▶ EXTRACTED TEXT
Wetherby: The Ego's Final Battleground
"The day began in perfect, hard-won Order: the 4:30am rise, the deliberate trek to the Wetherby microcosm, and the execution of the mantra of entrainment at Costa by 6:30am. I was the self-entrained anchor, determined to maintain the same accord as I established on the Camino. This stillness was my work—the final proof that the journey from July’s hangover to September’s Monastery had been successful.
But the Ego seeks friction, and the world always obliges?
The initial, subtle test was the intrusion of the external world's Umbra—the voice of "everyone" channeled through my nephew, Finley, with the question: "Why don't you get a job?"
This simple line was a violation of the Daniel/Finley sanctuary, a reminder that the world defines my Order by income, not by the life-or-death necessity of Accord.
I had successfully identified the two faces of the Wetherby Chaos: the aggressive, boundary-violating "Troll," Andy Stoney, to be avoided, and the passive despair of Tony Dudley, to be met with compassionate distance ("Even Tony needs his brew"). I wasn't prepared for the predictable...
The Filial Chaos
What the Ego was unprepared for was the direct, targeted missile of filial pain. The two central figures in my life—my mother and sister, Emma—maintain a constant pressure, rooted in their own inherited chaos and inability to offer non-conditional support. Their non-support has left deep scars.
My mother, driven by her own bitter, inherited need for control, immediately attempted to commandeer the external validation of David’s praise ("You need a publisher!"), turning my Path into her own external status symbol.

▶ AIM OF THE EXERCISE
Say whether each statement agrees with the Wetherby text. Answer yes or no and quote the deciding words of the text exactly: (a) The writer's day started with a 4:30am rise. (b) The writer meant to avoid Tony Dudley. (c) Finley asked the writer, "Why don't you get a job?"

▶ SUPPLIED RECORDS
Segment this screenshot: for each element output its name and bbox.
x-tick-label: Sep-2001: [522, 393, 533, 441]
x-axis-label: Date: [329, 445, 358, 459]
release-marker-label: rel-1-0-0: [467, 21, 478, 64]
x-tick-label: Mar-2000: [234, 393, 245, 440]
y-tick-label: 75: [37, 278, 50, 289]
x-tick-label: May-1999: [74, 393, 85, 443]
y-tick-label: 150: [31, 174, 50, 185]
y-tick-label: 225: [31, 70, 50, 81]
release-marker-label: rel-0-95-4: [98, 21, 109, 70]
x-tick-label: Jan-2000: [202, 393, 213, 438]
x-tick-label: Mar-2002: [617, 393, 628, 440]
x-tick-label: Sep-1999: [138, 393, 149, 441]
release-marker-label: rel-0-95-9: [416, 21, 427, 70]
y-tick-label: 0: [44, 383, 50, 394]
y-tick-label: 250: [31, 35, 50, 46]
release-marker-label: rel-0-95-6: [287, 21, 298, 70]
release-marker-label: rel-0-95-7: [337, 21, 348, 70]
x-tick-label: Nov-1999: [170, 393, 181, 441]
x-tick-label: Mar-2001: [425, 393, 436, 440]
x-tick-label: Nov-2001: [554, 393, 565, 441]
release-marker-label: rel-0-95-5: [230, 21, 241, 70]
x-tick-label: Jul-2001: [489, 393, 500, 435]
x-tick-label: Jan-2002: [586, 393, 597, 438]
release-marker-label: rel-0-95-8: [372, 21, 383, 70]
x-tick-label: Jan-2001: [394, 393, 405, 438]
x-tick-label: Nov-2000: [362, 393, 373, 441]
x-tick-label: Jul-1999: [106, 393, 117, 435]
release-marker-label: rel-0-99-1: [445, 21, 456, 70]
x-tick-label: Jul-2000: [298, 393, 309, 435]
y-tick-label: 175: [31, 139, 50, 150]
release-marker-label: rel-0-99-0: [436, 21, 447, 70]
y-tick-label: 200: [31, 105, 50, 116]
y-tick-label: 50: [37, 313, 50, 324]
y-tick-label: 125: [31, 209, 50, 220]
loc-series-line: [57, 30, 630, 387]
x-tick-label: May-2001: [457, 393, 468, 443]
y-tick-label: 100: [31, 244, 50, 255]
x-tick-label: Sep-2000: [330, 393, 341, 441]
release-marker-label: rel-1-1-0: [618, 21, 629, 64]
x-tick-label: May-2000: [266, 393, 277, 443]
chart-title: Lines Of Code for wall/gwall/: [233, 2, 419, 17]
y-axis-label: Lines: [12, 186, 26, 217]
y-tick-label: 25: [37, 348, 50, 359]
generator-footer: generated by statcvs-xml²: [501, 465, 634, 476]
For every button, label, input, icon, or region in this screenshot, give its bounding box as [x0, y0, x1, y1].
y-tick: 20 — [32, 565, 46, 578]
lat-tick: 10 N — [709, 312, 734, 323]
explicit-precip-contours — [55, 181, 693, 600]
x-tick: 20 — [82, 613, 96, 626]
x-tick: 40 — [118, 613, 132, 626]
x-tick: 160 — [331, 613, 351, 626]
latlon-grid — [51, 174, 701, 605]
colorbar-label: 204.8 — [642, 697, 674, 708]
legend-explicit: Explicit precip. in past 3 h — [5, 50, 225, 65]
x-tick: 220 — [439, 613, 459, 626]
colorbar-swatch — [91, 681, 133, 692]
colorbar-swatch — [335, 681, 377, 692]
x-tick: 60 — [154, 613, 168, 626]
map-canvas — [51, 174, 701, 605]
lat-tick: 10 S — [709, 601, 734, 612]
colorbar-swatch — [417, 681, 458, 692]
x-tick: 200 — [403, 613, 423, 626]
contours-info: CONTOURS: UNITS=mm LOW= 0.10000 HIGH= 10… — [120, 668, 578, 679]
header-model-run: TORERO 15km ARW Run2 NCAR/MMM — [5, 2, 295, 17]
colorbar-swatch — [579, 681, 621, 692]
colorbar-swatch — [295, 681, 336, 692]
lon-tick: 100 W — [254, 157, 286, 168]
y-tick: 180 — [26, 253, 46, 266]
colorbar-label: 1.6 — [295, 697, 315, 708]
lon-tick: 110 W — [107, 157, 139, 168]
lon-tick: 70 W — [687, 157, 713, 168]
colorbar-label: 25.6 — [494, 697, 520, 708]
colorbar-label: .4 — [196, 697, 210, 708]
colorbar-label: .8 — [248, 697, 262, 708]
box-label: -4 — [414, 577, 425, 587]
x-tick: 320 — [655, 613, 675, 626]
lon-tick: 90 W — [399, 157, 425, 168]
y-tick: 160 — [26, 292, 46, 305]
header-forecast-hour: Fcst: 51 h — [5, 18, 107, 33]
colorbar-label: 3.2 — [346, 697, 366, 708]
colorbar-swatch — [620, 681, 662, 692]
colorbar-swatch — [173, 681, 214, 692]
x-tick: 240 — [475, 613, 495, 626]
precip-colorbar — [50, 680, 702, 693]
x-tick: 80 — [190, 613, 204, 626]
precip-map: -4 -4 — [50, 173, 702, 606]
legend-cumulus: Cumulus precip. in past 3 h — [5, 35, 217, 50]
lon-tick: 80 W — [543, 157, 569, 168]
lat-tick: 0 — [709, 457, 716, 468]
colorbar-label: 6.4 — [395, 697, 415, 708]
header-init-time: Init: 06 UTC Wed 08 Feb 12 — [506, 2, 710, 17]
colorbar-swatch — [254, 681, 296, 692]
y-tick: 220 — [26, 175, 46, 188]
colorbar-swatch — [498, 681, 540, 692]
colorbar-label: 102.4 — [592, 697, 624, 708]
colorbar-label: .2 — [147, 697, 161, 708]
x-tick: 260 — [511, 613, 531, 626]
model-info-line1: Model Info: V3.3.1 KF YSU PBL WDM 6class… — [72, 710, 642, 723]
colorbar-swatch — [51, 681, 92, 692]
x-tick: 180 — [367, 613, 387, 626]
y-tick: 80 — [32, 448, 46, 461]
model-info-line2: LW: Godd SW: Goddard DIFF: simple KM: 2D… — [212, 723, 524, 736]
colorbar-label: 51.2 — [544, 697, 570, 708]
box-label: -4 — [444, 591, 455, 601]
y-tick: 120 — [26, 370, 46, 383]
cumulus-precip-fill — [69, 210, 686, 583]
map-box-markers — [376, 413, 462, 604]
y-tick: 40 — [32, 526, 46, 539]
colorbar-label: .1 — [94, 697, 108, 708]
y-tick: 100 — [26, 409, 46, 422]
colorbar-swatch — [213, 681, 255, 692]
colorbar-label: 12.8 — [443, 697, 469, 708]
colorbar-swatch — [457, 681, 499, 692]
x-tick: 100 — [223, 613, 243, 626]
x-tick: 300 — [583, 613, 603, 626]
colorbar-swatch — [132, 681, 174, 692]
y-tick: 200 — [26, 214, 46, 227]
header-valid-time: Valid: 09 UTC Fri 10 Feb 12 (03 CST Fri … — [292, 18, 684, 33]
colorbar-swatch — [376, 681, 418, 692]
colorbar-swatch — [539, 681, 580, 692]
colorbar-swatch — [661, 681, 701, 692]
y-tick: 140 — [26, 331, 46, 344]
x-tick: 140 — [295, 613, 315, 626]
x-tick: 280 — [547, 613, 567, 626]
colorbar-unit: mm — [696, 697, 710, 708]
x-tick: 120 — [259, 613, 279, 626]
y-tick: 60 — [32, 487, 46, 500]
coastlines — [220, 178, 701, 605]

▶ TASK ANSWER
(a) Yes: "the 4:30am rise"
(b) No: "the passive despair of Tony Dudley, to be met with compassionate distance"
(c) Yes: "my nephew, Finley, with the question: "Why don't you get a job?""